• Your instructions
Extract all lines that hold the string "title".

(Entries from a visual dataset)
════════════════
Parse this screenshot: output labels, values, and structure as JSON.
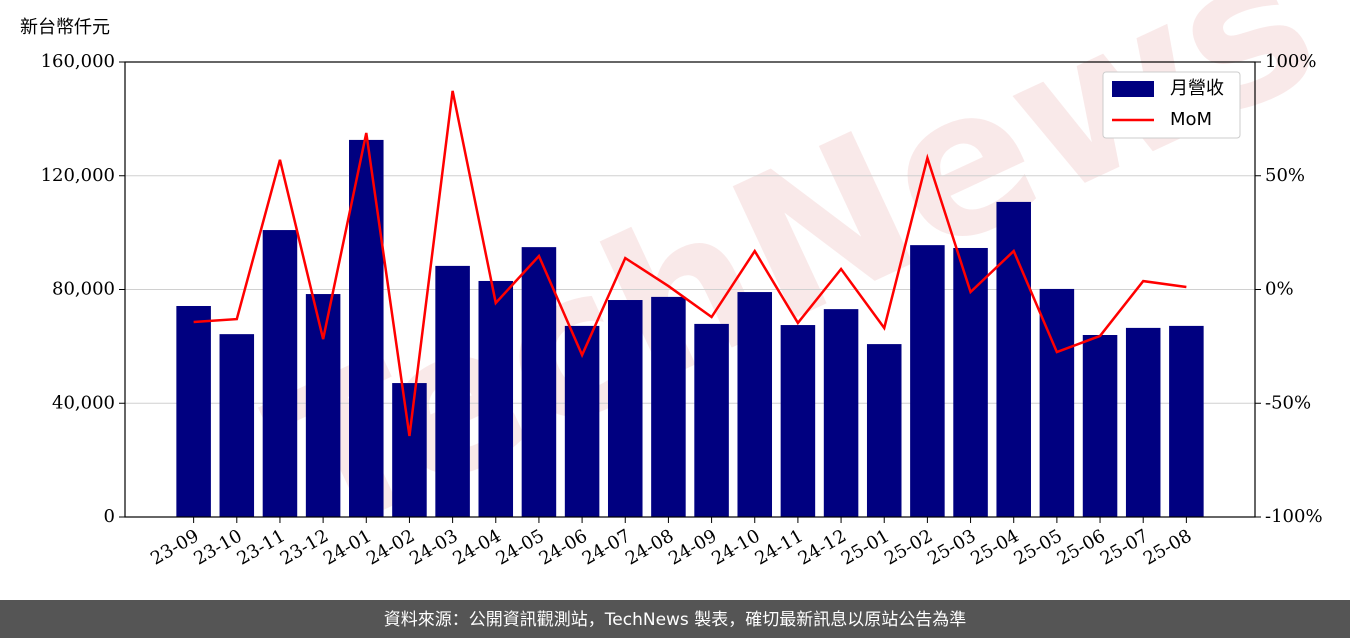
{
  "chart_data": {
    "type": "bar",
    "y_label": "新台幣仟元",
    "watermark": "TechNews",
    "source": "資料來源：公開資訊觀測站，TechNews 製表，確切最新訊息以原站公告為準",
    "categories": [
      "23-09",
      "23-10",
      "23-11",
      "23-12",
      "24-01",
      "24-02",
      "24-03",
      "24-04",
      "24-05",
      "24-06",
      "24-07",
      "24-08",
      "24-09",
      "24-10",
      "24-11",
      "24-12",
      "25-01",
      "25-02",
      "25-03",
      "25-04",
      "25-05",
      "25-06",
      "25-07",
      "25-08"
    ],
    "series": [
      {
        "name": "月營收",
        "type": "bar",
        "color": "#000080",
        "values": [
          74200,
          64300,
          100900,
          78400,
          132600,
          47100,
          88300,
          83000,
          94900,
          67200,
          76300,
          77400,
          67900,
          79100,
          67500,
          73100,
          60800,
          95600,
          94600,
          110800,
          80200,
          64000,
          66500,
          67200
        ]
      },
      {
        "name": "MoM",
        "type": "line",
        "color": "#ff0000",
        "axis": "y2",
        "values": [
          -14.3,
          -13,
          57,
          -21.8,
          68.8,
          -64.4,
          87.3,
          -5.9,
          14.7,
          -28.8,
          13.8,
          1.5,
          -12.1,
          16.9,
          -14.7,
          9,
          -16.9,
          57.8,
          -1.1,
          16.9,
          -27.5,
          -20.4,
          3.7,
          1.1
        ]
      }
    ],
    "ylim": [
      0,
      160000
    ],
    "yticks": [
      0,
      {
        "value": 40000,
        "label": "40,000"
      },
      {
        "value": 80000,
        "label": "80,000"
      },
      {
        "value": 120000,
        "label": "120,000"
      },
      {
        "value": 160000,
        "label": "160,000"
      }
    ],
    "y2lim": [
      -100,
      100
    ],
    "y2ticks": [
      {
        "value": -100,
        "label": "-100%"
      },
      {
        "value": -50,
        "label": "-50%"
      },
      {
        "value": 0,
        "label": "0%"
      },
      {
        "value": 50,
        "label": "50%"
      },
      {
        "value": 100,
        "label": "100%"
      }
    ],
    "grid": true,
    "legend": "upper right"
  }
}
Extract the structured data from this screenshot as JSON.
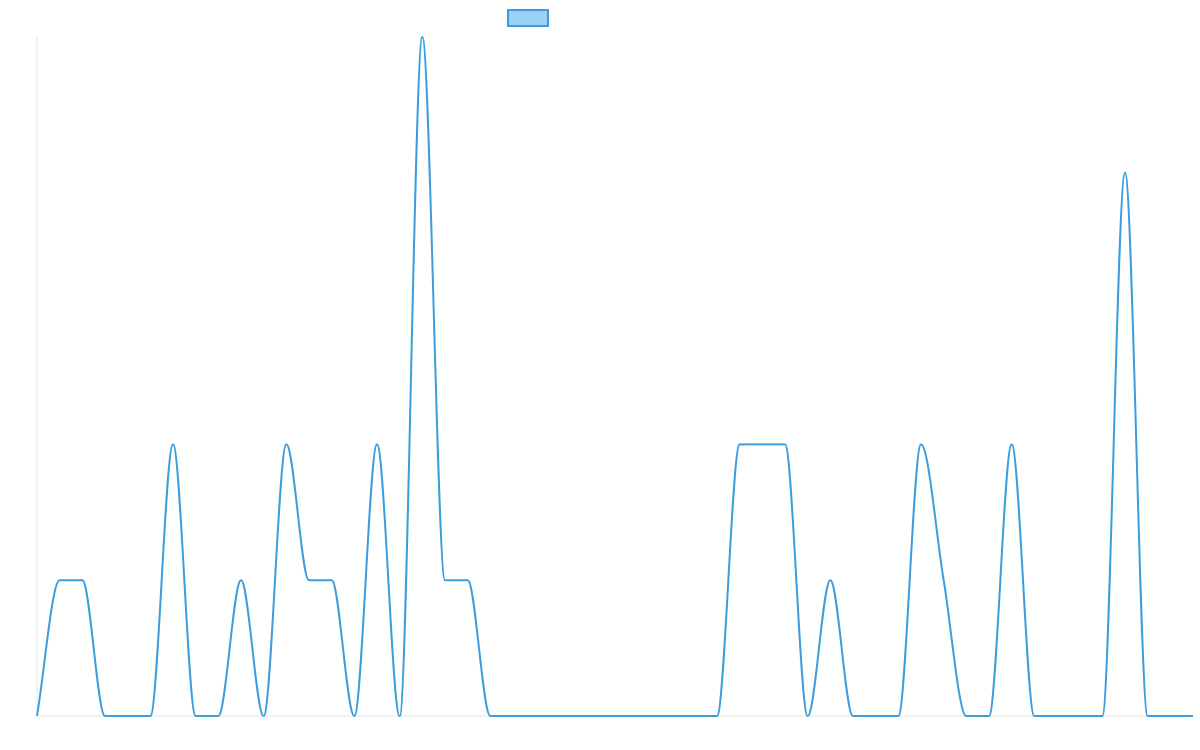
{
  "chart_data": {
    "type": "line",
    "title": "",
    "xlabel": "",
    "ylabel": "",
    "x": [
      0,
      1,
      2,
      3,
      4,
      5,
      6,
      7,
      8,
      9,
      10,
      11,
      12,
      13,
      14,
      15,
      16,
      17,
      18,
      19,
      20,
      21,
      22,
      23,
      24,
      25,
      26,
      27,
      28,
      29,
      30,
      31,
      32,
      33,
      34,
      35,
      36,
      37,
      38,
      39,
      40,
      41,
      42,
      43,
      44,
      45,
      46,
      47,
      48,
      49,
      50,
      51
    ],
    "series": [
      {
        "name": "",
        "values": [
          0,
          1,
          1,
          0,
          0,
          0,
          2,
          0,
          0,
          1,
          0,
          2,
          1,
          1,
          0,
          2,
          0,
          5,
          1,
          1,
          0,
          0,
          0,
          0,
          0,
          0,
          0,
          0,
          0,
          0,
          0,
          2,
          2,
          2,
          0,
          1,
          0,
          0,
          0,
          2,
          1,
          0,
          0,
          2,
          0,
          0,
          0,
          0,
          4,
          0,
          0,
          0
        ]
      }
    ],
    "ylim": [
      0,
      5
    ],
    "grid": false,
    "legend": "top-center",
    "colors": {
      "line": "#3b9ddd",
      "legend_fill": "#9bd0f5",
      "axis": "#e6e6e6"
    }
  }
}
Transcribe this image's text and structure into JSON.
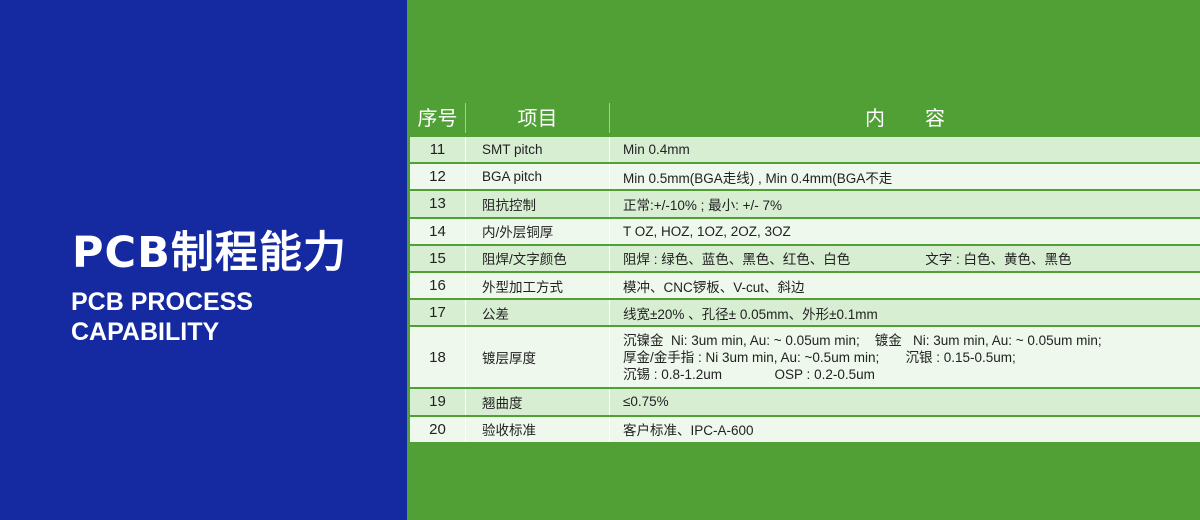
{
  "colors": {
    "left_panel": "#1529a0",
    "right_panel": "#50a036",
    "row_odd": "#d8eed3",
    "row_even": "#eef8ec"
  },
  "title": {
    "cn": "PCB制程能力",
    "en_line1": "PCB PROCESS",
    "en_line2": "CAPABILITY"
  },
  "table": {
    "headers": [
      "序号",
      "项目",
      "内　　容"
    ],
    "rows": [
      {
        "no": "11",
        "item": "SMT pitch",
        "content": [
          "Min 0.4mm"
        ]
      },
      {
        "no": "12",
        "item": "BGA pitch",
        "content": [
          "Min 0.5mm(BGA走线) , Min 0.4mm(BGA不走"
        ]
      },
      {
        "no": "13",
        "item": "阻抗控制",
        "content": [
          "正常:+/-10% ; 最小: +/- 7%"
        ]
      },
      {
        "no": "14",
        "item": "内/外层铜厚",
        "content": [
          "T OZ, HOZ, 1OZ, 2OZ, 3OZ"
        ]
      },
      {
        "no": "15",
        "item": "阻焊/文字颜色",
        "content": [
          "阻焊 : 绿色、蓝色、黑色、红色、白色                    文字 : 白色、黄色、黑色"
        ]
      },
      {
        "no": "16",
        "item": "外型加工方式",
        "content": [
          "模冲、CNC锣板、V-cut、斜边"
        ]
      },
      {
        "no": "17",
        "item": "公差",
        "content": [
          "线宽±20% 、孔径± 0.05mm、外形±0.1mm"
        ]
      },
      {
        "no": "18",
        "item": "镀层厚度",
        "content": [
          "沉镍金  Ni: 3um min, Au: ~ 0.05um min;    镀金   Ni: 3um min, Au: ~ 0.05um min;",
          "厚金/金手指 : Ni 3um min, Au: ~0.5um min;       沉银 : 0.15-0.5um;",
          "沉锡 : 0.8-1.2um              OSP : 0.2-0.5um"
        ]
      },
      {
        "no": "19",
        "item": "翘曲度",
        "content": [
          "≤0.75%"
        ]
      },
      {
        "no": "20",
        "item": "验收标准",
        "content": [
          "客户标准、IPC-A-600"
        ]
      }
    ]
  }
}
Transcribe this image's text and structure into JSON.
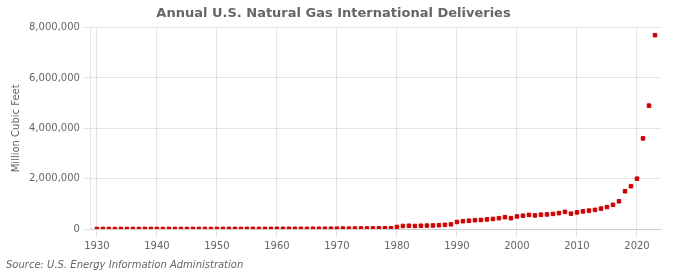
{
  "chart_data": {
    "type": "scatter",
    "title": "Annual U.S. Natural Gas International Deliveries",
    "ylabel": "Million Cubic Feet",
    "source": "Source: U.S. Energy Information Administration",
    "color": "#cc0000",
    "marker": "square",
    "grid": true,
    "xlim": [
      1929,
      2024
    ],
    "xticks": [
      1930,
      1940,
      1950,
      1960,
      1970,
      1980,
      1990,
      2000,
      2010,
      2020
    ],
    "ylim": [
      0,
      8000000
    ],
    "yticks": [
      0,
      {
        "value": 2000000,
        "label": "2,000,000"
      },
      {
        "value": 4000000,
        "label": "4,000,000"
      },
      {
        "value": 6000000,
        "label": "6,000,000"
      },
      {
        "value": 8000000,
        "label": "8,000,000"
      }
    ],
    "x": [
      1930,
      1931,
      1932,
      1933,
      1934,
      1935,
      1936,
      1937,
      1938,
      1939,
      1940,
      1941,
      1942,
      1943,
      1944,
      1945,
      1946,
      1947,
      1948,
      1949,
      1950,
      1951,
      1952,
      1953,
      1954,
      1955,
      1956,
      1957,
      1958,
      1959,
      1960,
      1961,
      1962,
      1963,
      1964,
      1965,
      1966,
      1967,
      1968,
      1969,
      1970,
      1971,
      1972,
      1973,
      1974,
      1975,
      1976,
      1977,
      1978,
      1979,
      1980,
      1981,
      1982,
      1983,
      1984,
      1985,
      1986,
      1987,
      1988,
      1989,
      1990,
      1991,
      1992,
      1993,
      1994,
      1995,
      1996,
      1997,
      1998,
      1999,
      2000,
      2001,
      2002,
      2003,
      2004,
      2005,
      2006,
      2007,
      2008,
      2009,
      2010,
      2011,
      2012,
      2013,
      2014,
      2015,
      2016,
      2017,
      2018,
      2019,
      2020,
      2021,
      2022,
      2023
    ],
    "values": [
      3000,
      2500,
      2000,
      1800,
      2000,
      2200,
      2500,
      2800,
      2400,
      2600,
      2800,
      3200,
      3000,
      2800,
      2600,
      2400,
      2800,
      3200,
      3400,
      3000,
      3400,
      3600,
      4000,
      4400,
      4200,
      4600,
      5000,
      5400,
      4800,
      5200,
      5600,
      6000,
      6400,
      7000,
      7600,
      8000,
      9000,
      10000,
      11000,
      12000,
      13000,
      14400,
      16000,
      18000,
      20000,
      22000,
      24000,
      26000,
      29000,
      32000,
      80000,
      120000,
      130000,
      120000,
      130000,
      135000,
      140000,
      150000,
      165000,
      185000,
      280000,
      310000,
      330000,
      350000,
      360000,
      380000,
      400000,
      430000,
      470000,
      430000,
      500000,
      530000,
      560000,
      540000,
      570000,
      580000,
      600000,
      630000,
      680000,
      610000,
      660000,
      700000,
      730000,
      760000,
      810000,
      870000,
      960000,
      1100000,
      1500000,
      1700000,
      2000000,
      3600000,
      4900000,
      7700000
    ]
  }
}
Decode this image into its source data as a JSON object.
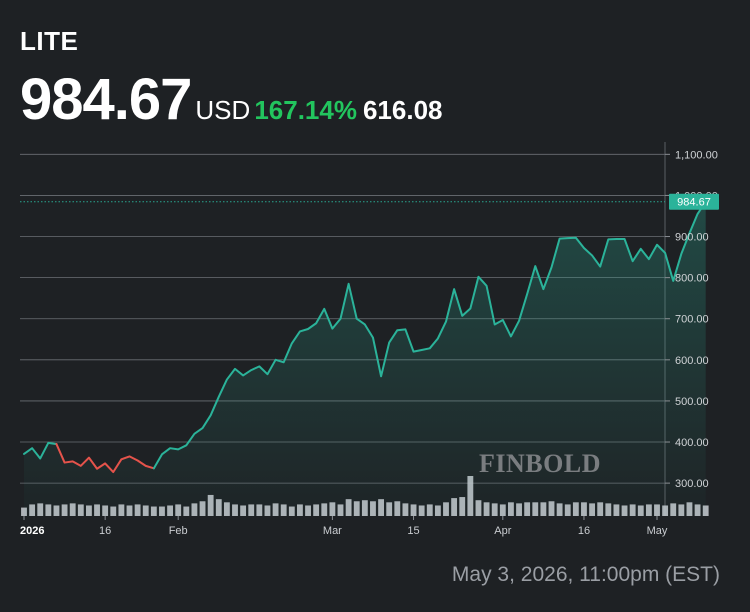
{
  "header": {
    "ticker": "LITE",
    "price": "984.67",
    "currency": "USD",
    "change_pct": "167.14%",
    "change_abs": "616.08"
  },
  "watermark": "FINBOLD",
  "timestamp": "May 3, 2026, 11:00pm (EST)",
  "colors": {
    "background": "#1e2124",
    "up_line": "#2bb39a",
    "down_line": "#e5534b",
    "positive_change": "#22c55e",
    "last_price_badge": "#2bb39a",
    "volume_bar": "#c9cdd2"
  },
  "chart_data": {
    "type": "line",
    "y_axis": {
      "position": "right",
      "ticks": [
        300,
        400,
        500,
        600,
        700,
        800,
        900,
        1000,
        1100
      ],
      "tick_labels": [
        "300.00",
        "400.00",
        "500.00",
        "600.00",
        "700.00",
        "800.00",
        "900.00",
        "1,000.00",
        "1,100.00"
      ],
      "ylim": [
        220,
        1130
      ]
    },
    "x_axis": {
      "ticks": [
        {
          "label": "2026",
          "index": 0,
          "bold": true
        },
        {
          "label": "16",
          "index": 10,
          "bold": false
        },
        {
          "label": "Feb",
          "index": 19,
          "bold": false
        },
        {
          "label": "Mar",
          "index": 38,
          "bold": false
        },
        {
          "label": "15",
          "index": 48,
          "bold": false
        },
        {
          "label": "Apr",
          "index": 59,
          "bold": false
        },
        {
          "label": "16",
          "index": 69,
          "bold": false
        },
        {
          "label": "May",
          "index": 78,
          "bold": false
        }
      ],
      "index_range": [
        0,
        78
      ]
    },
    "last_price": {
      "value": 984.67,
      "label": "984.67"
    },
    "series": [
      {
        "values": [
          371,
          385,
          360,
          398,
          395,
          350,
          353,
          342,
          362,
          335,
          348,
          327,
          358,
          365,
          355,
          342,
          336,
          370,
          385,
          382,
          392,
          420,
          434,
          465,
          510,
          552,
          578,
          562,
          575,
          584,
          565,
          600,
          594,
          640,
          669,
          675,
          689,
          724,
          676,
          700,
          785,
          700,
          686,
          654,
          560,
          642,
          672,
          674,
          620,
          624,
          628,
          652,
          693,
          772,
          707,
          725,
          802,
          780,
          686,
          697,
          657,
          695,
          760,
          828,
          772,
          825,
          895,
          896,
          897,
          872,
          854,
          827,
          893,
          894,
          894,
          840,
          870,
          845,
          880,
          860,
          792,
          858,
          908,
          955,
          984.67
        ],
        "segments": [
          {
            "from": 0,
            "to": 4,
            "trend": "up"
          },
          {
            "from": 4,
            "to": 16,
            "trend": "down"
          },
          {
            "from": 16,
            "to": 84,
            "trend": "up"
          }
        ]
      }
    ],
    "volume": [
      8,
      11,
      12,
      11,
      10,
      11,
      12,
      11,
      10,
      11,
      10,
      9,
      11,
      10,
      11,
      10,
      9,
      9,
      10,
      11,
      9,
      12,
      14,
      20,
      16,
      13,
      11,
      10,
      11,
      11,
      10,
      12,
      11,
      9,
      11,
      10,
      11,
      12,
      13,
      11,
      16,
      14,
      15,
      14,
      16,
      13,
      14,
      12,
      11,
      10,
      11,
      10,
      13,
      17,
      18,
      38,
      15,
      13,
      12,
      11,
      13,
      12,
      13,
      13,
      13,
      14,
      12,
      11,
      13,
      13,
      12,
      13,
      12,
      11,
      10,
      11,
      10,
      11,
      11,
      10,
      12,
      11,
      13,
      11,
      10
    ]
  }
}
════════════════
• Reply
    "title": "",
  "title": {
    "title": "Annual U.S. Natural Gas International Deliveries",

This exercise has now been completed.